**TASK TO CARRY OUT**. Work out how many lines of the records hold the string "name", and reply with that number alone.

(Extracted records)
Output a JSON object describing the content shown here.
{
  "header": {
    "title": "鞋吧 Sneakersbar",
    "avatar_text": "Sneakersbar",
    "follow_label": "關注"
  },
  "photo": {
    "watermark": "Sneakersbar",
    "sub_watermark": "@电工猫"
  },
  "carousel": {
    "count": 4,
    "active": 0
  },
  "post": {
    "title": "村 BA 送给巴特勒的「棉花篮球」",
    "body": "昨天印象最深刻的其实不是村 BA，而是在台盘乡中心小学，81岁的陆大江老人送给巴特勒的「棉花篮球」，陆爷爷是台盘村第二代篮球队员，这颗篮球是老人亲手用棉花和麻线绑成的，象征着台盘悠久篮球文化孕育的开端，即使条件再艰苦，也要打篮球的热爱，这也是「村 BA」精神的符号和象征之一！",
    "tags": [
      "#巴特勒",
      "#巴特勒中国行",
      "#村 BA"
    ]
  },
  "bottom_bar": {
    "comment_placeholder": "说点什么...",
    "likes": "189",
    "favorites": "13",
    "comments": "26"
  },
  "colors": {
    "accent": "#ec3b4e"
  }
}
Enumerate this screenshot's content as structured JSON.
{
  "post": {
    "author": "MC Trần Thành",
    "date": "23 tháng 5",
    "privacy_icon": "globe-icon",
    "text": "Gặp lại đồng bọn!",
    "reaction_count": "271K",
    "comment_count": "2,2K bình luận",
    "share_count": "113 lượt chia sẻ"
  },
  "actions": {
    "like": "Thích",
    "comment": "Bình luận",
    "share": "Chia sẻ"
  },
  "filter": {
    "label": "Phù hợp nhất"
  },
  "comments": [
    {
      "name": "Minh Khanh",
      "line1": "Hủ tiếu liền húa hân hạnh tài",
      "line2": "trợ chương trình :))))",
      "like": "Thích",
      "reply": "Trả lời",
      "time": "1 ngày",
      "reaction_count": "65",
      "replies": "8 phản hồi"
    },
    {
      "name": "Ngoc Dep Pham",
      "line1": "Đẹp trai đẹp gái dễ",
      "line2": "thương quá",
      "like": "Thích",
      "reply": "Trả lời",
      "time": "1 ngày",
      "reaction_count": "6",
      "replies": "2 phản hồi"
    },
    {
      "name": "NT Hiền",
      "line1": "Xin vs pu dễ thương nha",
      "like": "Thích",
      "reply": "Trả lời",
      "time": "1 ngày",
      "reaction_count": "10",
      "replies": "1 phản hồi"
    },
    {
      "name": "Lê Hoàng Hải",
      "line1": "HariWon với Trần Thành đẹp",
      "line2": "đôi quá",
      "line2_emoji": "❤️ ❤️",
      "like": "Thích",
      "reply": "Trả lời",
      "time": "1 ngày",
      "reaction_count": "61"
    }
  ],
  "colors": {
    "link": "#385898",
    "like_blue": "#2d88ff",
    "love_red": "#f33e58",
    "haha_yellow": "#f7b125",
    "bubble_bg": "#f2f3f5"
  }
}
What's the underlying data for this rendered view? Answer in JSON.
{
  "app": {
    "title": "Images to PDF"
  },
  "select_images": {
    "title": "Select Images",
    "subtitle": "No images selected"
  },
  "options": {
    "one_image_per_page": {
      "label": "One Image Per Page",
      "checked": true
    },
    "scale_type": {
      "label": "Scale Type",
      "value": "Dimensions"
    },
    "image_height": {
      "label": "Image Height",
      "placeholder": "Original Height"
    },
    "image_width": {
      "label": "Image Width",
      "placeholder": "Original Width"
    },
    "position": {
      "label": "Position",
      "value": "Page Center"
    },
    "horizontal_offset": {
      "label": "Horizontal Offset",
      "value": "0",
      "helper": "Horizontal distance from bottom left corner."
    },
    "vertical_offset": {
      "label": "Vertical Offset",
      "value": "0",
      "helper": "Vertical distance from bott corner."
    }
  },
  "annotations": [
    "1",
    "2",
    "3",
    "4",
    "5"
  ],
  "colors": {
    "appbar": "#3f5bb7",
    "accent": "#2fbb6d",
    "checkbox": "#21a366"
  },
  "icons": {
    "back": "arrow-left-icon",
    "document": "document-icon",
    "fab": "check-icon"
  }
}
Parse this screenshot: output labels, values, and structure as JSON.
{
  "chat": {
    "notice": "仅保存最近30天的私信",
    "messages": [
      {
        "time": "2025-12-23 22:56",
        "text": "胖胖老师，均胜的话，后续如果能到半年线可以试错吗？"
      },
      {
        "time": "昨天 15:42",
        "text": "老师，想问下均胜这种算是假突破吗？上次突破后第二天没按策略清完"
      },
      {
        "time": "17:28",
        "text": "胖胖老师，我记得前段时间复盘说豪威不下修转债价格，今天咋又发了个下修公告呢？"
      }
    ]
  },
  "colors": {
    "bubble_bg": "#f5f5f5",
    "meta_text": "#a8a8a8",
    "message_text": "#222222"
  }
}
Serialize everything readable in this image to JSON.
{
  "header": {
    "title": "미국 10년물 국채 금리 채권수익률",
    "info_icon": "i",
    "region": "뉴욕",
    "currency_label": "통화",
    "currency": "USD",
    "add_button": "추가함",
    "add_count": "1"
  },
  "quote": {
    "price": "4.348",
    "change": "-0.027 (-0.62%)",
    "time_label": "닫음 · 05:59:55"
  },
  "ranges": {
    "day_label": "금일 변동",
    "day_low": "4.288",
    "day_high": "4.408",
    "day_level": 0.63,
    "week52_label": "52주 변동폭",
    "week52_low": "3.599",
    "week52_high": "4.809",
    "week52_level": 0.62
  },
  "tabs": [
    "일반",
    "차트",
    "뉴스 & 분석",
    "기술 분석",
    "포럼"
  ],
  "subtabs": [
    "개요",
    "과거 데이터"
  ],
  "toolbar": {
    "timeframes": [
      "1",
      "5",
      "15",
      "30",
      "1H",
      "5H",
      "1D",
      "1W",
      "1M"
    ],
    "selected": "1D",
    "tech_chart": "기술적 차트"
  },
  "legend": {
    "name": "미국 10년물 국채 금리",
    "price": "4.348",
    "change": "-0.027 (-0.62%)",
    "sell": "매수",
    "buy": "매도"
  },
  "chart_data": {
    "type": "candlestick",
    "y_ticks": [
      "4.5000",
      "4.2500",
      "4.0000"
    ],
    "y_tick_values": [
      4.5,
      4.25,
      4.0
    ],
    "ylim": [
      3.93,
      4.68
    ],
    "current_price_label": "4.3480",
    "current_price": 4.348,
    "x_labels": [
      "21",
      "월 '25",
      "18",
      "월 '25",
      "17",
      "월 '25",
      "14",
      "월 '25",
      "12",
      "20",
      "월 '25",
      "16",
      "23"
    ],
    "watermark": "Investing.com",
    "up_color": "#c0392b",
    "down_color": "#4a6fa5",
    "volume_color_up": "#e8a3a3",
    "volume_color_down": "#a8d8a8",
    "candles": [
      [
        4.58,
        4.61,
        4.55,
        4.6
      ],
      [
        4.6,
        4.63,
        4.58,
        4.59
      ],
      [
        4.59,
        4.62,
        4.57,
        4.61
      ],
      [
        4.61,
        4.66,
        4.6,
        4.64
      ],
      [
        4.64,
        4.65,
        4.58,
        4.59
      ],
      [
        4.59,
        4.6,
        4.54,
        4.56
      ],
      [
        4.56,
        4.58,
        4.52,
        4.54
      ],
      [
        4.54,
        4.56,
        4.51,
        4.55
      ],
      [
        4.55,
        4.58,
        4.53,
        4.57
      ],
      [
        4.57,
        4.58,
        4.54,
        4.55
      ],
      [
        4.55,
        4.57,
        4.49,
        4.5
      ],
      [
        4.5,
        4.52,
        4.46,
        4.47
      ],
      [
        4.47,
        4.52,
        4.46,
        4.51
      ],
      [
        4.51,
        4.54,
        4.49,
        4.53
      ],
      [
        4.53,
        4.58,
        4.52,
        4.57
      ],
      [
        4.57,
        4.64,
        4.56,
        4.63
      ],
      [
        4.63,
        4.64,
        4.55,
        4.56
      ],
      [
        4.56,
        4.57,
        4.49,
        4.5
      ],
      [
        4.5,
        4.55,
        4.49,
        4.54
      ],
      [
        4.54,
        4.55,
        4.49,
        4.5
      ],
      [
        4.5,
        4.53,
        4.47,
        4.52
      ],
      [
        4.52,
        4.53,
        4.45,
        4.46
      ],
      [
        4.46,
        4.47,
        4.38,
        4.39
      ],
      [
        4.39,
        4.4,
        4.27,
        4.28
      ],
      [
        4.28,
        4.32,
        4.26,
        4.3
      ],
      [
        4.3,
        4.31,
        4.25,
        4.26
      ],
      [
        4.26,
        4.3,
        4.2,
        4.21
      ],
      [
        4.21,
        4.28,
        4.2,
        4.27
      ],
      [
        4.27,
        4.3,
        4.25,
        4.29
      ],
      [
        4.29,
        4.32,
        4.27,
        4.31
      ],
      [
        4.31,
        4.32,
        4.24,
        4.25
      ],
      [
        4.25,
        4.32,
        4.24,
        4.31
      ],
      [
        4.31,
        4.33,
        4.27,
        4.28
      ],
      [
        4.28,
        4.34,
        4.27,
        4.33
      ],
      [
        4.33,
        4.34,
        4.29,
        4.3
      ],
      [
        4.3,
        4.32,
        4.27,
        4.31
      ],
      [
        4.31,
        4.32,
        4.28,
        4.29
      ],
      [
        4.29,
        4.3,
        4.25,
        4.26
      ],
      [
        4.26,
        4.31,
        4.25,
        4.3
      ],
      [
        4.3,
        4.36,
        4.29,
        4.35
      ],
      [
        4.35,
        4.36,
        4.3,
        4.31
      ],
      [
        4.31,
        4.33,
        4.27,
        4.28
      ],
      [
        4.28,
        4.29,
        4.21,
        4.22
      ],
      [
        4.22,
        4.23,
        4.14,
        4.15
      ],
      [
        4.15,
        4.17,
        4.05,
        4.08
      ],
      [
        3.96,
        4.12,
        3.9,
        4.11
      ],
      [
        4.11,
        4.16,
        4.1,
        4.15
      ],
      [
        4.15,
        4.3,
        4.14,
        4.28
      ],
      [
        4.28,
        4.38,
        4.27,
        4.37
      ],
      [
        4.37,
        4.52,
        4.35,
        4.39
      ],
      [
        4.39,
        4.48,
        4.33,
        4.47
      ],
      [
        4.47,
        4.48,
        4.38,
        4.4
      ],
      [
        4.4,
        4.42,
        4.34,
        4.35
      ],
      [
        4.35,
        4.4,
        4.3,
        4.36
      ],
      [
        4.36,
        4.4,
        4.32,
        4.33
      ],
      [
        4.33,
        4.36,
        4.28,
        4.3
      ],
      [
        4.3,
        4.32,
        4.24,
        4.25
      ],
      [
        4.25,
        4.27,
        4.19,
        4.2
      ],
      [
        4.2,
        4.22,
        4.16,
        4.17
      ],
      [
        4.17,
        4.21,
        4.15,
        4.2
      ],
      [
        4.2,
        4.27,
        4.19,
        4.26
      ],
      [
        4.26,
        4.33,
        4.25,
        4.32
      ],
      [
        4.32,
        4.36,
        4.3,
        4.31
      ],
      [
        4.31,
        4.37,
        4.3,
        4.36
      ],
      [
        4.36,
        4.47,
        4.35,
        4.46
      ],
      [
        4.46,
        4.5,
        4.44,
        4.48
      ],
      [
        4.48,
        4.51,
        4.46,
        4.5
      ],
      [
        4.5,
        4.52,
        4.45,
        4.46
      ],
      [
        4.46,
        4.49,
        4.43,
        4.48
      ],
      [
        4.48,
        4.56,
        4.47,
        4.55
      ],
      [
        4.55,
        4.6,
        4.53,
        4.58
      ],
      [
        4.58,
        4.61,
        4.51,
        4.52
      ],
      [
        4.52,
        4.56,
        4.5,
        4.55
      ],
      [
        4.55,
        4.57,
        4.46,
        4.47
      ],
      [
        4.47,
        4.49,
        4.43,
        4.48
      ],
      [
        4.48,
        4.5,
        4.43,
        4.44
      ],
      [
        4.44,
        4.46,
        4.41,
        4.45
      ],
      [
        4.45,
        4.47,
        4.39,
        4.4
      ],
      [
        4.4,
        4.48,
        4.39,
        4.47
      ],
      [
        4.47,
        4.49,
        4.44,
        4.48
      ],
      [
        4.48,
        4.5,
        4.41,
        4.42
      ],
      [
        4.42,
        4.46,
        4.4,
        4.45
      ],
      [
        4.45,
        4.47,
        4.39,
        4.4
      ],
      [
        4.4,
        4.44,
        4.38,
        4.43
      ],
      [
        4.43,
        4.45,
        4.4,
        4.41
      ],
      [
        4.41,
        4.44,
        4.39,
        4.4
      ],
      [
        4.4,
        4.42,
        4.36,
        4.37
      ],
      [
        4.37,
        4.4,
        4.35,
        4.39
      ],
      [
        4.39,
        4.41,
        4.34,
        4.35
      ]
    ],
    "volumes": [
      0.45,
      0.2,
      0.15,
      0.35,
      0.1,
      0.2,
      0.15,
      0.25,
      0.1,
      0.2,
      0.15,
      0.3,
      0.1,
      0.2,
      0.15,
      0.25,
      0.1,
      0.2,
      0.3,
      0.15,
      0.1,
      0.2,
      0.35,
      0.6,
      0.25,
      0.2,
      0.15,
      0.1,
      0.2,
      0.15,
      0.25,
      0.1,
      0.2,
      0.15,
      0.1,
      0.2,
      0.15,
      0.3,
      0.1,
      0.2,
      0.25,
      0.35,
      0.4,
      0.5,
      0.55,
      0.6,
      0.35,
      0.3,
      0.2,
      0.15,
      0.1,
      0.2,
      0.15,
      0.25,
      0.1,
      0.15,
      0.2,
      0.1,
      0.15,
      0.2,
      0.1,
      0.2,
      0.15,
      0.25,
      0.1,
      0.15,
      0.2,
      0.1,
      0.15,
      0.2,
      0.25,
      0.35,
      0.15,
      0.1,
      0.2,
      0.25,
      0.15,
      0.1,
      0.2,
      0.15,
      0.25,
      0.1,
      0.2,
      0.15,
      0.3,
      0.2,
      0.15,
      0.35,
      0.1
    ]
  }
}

**ANSWER IN FULL**. 5